### RECORD SET ###

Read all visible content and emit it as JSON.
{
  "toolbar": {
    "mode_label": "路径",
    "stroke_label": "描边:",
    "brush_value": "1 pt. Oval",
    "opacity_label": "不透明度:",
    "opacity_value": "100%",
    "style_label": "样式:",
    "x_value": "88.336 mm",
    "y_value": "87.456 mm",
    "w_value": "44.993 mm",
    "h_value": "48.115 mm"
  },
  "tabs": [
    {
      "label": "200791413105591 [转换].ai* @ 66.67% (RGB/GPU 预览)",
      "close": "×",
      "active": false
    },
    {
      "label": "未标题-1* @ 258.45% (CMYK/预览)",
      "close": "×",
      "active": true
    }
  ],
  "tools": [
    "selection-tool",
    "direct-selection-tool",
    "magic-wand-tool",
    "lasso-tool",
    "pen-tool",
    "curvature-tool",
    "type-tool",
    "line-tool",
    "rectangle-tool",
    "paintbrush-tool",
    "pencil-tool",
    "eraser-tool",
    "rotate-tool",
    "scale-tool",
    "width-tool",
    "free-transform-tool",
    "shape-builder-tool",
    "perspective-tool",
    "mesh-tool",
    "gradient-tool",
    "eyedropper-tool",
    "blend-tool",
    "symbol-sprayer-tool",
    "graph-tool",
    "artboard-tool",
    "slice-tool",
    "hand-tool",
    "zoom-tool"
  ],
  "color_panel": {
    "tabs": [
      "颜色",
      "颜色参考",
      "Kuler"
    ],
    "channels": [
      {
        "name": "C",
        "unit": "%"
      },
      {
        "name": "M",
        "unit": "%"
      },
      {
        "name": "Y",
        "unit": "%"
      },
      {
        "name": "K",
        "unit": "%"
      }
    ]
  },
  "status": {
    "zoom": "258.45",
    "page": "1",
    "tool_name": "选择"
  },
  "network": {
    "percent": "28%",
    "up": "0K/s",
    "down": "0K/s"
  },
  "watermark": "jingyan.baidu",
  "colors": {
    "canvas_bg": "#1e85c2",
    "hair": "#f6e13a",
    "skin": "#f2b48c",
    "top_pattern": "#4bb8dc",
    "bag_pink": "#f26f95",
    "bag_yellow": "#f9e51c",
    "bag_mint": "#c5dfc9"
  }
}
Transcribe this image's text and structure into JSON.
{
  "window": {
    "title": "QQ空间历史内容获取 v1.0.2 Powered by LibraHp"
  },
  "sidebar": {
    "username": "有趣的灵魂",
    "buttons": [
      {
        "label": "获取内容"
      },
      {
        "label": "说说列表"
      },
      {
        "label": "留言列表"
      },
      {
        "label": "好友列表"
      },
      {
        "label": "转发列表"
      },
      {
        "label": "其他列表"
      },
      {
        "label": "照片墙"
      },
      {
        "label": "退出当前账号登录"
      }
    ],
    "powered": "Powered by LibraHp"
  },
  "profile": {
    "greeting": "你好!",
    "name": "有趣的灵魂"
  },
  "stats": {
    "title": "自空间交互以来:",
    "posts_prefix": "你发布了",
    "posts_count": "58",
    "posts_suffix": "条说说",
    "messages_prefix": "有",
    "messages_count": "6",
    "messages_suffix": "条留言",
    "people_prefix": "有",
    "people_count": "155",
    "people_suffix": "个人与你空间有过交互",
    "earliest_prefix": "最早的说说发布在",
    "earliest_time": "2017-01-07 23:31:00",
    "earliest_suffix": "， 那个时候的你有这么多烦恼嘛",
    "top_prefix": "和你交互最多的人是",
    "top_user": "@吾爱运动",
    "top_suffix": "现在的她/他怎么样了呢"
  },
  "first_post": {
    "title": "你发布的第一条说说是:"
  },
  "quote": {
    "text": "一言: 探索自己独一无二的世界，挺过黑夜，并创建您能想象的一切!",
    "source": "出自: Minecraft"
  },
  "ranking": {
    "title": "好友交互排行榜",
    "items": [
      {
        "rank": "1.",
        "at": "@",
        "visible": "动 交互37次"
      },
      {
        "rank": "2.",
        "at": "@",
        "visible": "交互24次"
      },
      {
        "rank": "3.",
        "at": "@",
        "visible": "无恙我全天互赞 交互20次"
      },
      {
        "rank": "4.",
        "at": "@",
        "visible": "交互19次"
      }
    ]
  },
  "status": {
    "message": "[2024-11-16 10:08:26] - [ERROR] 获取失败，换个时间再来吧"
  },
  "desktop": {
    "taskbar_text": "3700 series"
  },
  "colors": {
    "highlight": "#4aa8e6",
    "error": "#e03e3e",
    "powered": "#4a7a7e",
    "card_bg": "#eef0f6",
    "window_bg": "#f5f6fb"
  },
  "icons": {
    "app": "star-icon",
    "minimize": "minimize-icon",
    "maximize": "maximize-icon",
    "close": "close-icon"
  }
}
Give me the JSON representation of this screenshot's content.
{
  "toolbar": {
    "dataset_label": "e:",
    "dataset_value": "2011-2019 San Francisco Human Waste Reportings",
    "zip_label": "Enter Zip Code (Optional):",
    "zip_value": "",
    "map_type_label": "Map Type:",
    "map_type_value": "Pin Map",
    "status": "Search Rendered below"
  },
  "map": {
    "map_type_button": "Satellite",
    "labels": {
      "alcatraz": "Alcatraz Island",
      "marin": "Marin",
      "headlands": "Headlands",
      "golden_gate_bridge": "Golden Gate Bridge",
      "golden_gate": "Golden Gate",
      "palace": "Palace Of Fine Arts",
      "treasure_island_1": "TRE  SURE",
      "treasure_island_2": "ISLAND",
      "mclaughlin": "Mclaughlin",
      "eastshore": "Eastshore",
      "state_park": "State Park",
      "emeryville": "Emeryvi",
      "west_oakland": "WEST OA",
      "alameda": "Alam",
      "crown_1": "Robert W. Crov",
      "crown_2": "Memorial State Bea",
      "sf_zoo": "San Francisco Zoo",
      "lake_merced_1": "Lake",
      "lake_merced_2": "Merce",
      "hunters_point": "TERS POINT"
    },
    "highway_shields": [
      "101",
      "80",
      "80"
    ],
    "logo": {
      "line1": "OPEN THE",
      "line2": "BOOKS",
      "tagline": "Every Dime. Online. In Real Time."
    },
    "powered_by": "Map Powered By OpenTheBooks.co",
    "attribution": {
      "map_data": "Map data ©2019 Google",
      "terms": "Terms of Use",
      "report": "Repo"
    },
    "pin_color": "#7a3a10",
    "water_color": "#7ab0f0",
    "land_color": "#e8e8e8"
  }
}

###

▶ [WHAT YOU WILL DO] Look through the data above. Find each line with the string "Gate" and copy it.

▶ [FULL SOLUTION]
      "golden_gate_bridge": "Golden Gate Bridge",
      "golden_gate": "Golden Gate",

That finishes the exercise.